## What you are asked to do:
Here are some records. Copy each one exactly.

## Listed entries:
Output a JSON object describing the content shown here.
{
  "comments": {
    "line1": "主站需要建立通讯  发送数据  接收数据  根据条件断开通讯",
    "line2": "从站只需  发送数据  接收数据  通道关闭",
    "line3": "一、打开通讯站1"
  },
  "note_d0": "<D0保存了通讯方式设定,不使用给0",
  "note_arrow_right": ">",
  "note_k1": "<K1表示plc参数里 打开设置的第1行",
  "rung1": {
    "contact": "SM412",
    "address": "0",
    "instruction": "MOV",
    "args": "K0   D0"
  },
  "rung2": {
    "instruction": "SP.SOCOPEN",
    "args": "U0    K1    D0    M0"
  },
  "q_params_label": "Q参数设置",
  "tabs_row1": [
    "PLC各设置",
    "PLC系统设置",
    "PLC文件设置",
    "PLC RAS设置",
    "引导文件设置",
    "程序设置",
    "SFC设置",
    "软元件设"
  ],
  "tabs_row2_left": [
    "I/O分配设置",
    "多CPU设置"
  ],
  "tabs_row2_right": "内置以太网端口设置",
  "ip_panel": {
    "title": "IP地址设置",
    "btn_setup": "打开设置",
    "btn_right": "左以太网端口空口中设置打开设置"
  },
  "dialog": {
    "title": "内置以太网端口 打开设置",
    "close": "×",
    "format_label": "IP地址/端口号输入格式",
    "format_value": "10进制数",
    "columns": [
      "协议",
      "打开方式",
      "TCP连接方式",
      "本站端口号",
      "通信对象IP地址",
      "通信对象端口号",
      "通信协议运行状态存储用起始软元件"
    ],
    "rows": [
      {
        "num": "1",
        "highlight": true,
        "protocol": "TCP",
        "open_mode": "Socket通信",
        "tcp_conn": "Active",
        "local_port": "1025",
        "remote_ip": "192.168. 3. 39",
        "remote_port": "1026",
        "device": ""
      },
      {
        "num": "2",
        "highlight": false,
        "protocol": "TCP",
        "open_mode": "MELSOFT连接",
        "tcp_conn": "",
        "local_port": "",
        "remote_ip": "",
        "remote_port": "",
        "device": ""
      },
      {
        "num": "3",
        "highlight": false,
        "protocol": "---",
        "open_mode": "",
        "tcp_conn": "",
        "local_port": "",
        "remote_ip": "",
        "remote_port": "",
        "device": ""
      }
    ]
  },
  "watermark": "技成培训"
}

## Result of this task:
Output a JSON object describing the content shown here.
{
  "comments": {
    "line1": "主站需要建立通讯  发送数据  接收数据  根据条件断开通讯",
    "line2": "从站只需  发送数据  接收数据  通道关闭",
    "line3": "一、打开通讯站1"
  },
  "note_d0": "<D0保存了通讯方式设定,不使用给0",
  "note_arrow_right": ">",
  "note_k1": "<K1表示plc参数里 打开设置的第1行",
  "rung1": {
    "contact": "SM412",
    "address": "0",
    "instruction": "MOV",
    "args": "K0   D0"
  },
  "rung2": {
    "instruction": "SP.SOCOPEN",
    "args": "U0    K1    D0    M0"
  },
  "q_params_label": "Q参数设置",
  "tabs_row1": [
    "PLC各设置",
    "PLC系统设置",
    "PLC文件设置",
    "PLC RAS设置",
    "引导文件设置",
    "程序设置",
    "SFC设置",
    "软元件设"
  ],
  "tabs_row2_left": [
    "I/O分配设置",
    "多CPU设置"
  ],
  "tabs_row2_right": "内置以太网端口设置",
  "ip_panel": {
    "title": "IP地址设置",
    "btn_setup": "打开设置",
    "btn_right": "左以太网端口空口中设置打开设置"
  },
  "dialog": {
    "title": "内置以太网端口 打开设置",
    "close": "×",
    "format_label": "IP地址/端口号输入格式",
    "format_value": "10进制数",
    "columns": [
      "协议",
      "打开方式",
      "TCP连接方式",
      "本站端口号",
      "通信对象IP地址",
      "通信对象端口号",
      "通信协议运行状态存储用起始软元件"
    ],
    "rows": [
      {
        "num": "1",
        "highlight": true,
        "protocol": "TCP",
        "open_mode": "Socket通信",
        "tcp_conn": "Active",
        "local_port": "1025",
        "remote_ip": "192.168. 3. 39",
        "remote_port": "1026",
        "device": ""
      },
      {
        "num": "2",
        "highlight": false,
        "protocol": "TCP",
        "open_mode": "MELSOFT连接",
        "tcp_conn": "",
        "local_port": "",
        "remote_ip": "",
        "remote_port": "",
        "device": ""
      },
      {
        "num": "3",
        "highlight": false,
        "protocol": "---",
        "open_mode": "",
        "tcp_conn": "",
        "local_port": "",
        "remote_ip": "",
        "remote_port": "",
        "device": ""
      }
    ]
  },
  "watermark": "技成培训"
}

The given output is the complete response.